[SOURCE DOCUMENT]
● ● ● ● ● ● ●
Supreme Court nominees should expect to be vetted. Harshly. Federal appeals Judge Ketanji Brown Jackson of Washington, D.C., knows this. Republicans can question her about her judicial philosophy. They can question her about whether she supports the notion of a “living Constitution.” They can ask about her limited experience on an appellate court. These are appropriate avenues of inquiry.
Jackson’s below-guideline child pornography sentences are actually “quite mainstream.” This is because other federal judges typically sentence below the guidelines range in about 66 percent of these cases.
Attacking Jackson for the sentences she gave to possessors of child pornography only because they were below the applicable U.S. sentencing guidelines range isn’t a legitimate area of inquiry. In Her Honor’s case, it’s downright misleading.
And yet, Sen. Josh Hawley, R-Mo., went there during her confirmation hearings this week. He also sent out a series of tweets attacking her record, claiming that “Judge Jackson has a pattern of letting child porn offenders off the hook for their appalling crimes.”
● ● ● ● ● ● ●
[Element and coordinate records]
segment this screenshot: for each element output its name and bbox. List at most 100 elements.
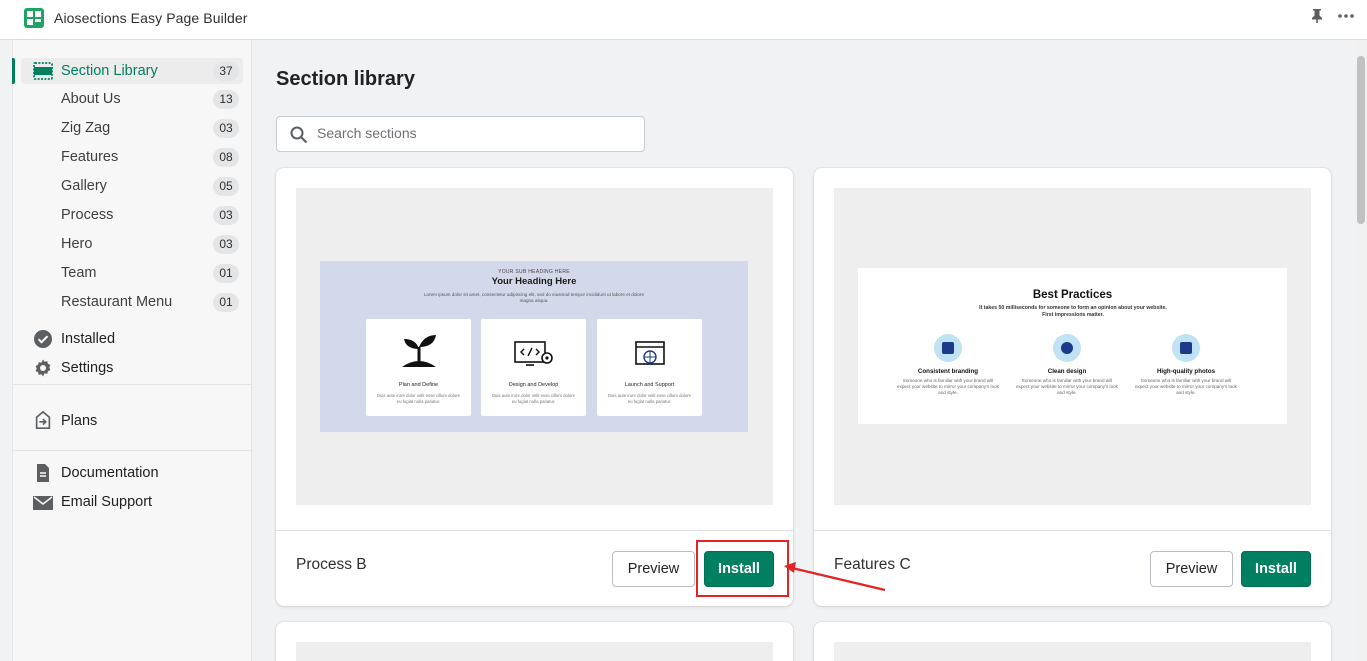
divider [13, 384, 252, 385]
thumb-step-card: Plan and Define Duis aute irure dolor ve… [366, 319, 471, 416]
preview-button[interactable]: Preview [612, 551, 695, 587]
thumb-step-desc: Duis aute irure dolor velit esse cillum … [376, 393, 461, 404]
browser-globe-icon [635, 341, 665, 365]
sidebar-item-label: Settings [61, 360, 114, 376]
sidebar-item-email-support[interactable]: Email Support [21, 489, 243, 515]
sidebar-item-features[interactable]: Features 08 [21, 144, 243, 170]
section-thumbnail: Best Practices It takes 50 milliseconds … [834, 188, 1311, 505]
sidebar-item-restaurant-menu[interactable]: Restaurant Menu 01 [21, 289, 243, 315]
thumbnail-image: YOUR SUB HEADING HERE Your Heading Here … [320, 261, 748, 432]
sidebar-item-label: Restaurant Menu [61, 294, 173, 310]
sidebar-item-label: Installed [61, 331, 116, 347]
card-footer: Features C Preview Install [814, 530, 1331, 606]
thumb-description: It takes 50 milliseconds for someone to … [979, 305, 1167, 318]
divider [13, 450, 252, 451]
app-title: Aiosections Easy Page Builder [54, 10, 248, 26]
thumb-description: Lorem ipsum dolor sit amet, consectetur … [423, 292, 645, 303]
section-name: Process B [296, 556, 367, 573]
count-badge: 03 [213, 235, 239, 254]
sidebar-item-about-us[interactable]: About Us 13 [21, 86, 243, 112]
sidebar-item-label: Hero [61, 236, 93, 252]
section-card: Best Practices It takes 50 milliseconds … [814, 168, 1331, 606]
install-button[interactable]: Install [1241, 551, 1311, 587]
code-monitor-icon [514, 341, 553, 366]
count-badge: 05 [213, 177, 239, 196]
palette-icon [1053, 334, 1081, 362]
thumb-feature-desc: Someone who is familiar with your brand … [1135, 378, 1237, 395]
sidebar-item-label: Process [61, 207, 114, 223]
count-badge: 37 [213, 62, 239, 81]
sidebar-item-label: Features [61, 149, 119, 165]
grid-logo-icon [24, 8, 44, 28]
sidebar-item-documentation[interactable]: Documentation [21, 460, 243, 486]
search-input[interactable] [317, 125, 627, 141]
count-badge: 03 [213, 119, 239, 138]
search-field[interactable] [276, 116, 645, 152]
thumb-heading: Best Practices [1032, 289, 1113, 301]
thumb-feature-title: High-quality photos [1156, 368, 1216, 375]
arrow-annotation [784, 562, 886, 592]
count-badge: 08 [213, 148, 239, 167]
thumb-step-card: Design and Develop Duis aute irure dolor… [481, 319, 586, 416]
search-icon [290, 126, 308, 144]
sidebar-item-label: Plans [61, 413, 98, 429]
gear-icon [35, 359, 51, 377]
thumb-step-desc: Duis aute irure dolor velit esse cillum … [491, 393, 576, 404]
section-thumbnail [296, 642, 773, 661]
preview-button[interactable]: Preview [1150, 551, 1233, 587]
layers-icon [934, 334, 962, 362]
section-thumbnail [834, 642, 1311, 661]
sidebar-item-label: Email Support [61, 494, 153, 510]
count-badge: 01 [213, 293, 239, 312]
thumb-feature-desc: Someone who is familiar with your brand … [897, 378, 999, 395]
pin-icon[interactable] [1310, 8, 1324, 28]
thumb-step-title: Design and Develop [508, 382, 559, 388]
sidebar-item-team[interactable]: Team 01 [21, 260, 243, 286]
sidebar-item-label: Gallery [61, 178, 107, 194]
check-circle-icon [34, 330, 52, 348]
sidebar-item-gallery[interactable]: Gallery 05 [21, 173, 243, 199]
sidebar-item-hero[interactable]: Hero 03 [21, 231, 243, 257]
sidebar-item-process[interactable]: Process 03 [21, 202, 243, 228]
page-title: Section library [276, 68, 415, 90]
sidebar-item-label: Team [61, 265, 97, 281]
count-badge: 03 [213, 206, 239, 225]
scrollbar-thumb[interactable] [1357, 56, 1365, 224]
sidebar-item-section-library[interactable]: Section Library 37 [21, 58, 243, 84]
sidebar-item-label: Documentation [61, 465, 159, 481]
document-icon [37, 464, 49, 482]
section-card [276, 622, 793, 661]
sidebar-item-label: Zig Zag [61, 120, 111, 136]
sidebar-item-plans[interactable]: Plans [21, 408, 243, 434]
count-badge: 13 [213, 90, 239, 109]
sidebar-item-label: Section Library [61, 63, 158, 79]
app-header: Aiosections Easy Page Builder [0, 0, 1367, 40]
sidebar-item-installed[interactable]: Installed [21, 326, 243, 352]
scrollbar[interactable] [1355, 40, 1367, 661]
count-badge: 01 [213, 264, 239, 283]
image-icon [1172, 334, 1200, 362]
thumb-feature-title: Clean design [1047, 368, 1087, 375]
thumb-step-title: Launch and Support [624, 382, 675, 388]
section-thumbnail: YOUR SUB HEADING HERE Your Heading Here … [296, 188, 773, 505]
thumb-heading: Your Heading Here [491, 276, 577, 287]
sidebar-item-label: About Us [61, 91, 121, 107]
more-horizontal-icon[interactable] [1336, 4, 1356, 29]
thumb-subheading: YOUR SUB HEADING HERE [498, 269, 570, 275]
thumbnail-image: Best Practices It takes 50 milliseconds … [858, 268, 1287, 424]
section-library-icon [33, 62, 53, 80]
thumb-step-desc: Duis aute irure dolor velit esse cillum … [607, 393, 692, 404]
active-indicator [12, 58, 15, 84]
plant-icon [402, 335, 436, 367]
sidebar-item-zig-zag[interactable]: Zig Zag 03 [21, 115, 243, 141]
thumb-step-card: Launch and Support Duis aute irure dolor… [597, 319, 702, 416]
envelope-icon [33, 496, 53, 510]
sidebar-item-settings[interactable]: Settings [21, 355, 243, 381]
highlight-box [696, 540, 789, 597]
sidebar: Section Library 37 About Us 13 Zig Zag 0… [12, 40, 252, 661]
thumb-feature-desc: Someone who is familiar with your brand … [1016, 378, 1118, 395]
plans-icon [35, 410, 51, 429]
section-card [814, 622, 1331, 661]
thumb-feature-title: Consistent branding [917, 368, 979, 375]
thumb-step-title: Plan and Define [398, 382, 439, 388]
● ● ● ● ● ● ●
[TASKS TO COMPLETE]
1. Do the following statements agree with the piece on Judge Ketanji Brown Jackson's confirmation hearings? Answer yes or no for each and quote the deciding words. (a) Republicans may question Jackson about her limited experience on an appellate court. (b) Other federal judges sentence below the guidelines range in about half of these cases. (c) Sen. Josh Hawley sent out tweets attacking Jackson's record.
2. Write a continuation of the piece on Judge Ketanji Brown Jackson's confirmation hearings, starting after its final sentence.

[RESULTS IN ORDER]
1.
(a) Yes: "They can ask about her limited experience on an appellate court."
(b) No: "other federal judges typically sentence below the guidelines range in about 66 percent of these cases."
(c) Yes: "He also sent out a series of tweets attacking her record"

2.
You might think people convicted of child pornography crimes deserve an automatic life sentence, whether they produced the material or merely possessed it. That’s an understandable position; child pornography is a horrific crime. The law doesn’t require mandatory life imprisonment for possessors of child pornography, though. For child pornography penalties, the law differentiates among producers (a 15-year mandatory minimum sentence), distributors those who receive the materials (a five-year mandatory minimum sentence) and possessors (no mandatory minimum sentence).
According to Ohio State University law professor Douglas Berman, in eight of the nine child pornography cases decided by Jackson that he reviewed, Jackson's sentence was only about 1.8 years below the prosecutors’ recommendations and about six months above the defense requests. In two of those cases, she followed the prosecutors' sentencing recommendations, while in one case she imposed a sentence of 29.5 years even though the government asked for 45 years. While that one sentence was quite a bit below the government’s recommendation, one has to concede that 29.5 years isn’t exactly a “lenient” sentence.
On average, by Berman’s assessment, Jackson sentenced about 54 months below the calculated guideline minimums in these cases. Without context, that statistic seems to support Hawley’s “soft on crime” theory. But that reduction “is almost identical to the national average reduction” of the U.S. Sentencing Commission’s own statistics, Berman said.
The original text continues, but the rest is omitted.